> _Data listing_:
※ ※ ※

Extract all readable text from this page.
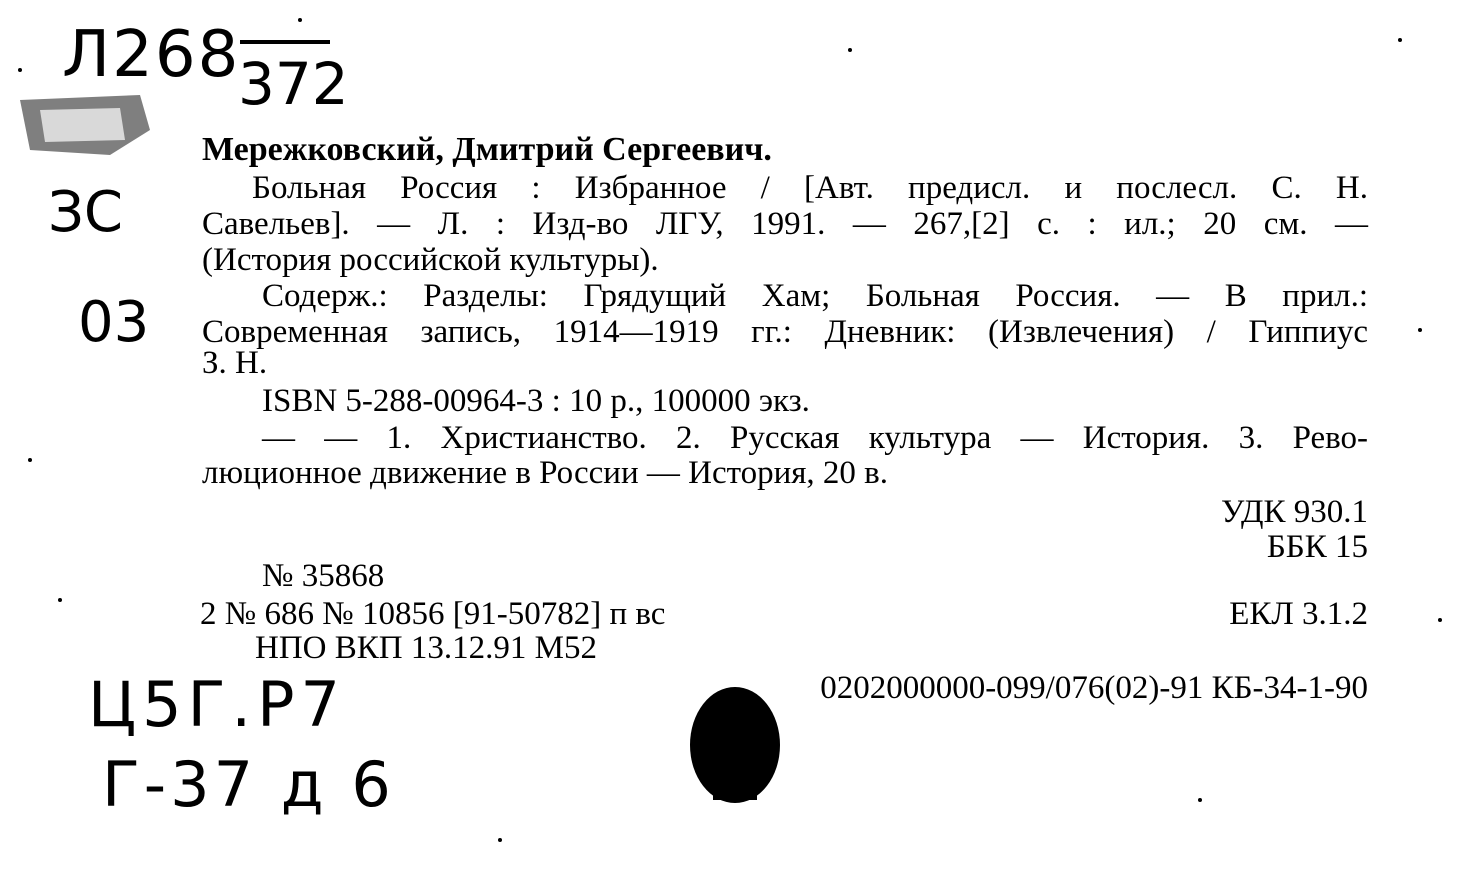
Л268
372
ЗС
03
Ц5Г.Р7
Г-37 д 6
Мережковский, Дмитрий Сергеевич.
Больная Россия : Избранное / [Авт. предисл. и послесл. С. Н.
Савельев]. — Л. : Изд-во ЛГУ, 1991. — 267,[2] с. : ил.; 20 см. —
(История российской культуры).
Содерж.: Разделы: Грядущий Хам; Больная Россия. — В прил.:
Современная запись, 1914—1919 гг.: Дневник: (Извлечения) / Гиппиус
З. Н.
ISBN 5-288-00964-3 : 10 р., 100000 экз.
— — 1. Христианство. 2. Русская культура — История. 3. Рево-
люционное движение в России — История, 20 в.
УДК 930.1
ББК 15
№ 35868
2 № 686 № 10856 [91-50782] п вс	ЕКЛ 3.1.2
НПО ВКП 13.12.91 М52
0202000000-099/076(02)-91 КБ-34-1-90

※ ※ ※

> _Directive_: Every record gets retyped exactly; no picture goes into the copy.

> _Problem solution_:
Extract all readable text from this page.
Л268
372
ЗС
03
Ц5Г.Р7
Г-37 д 6
Мережковский, Дмитрий Сергеевич.
Больная Россия : Избранное / [Авт. предисл. и послесл. С. Н.
Савельев]. — Л. : Изд-во ЛГУ, 1991. — 267,[2] с. : ил.; 20 см. —
(История российской культуры).
Содерж.: Разделы: Грядущий Хам; Больная Россия. — В прил.:
Современная запись, 1914—1919 гг.: Дневник: (Извлечения) / Гиппиус
З. Н.
ISBN 5-288-00964-3 : 10 р., 100000 экз.
— — 1. Христианство. 2. Русская культура — История. 3. Рево-
люционное движение в России — История, 20 в.
УДК 930.1
ББК 15
№ 35868
2 № 686 № 10856 [91-50782] п вс	ЕКЛ 3.1.2
НПО ВКП 13.12.91 М52
0202000000-099/076(02)-91 КБ-34-1-90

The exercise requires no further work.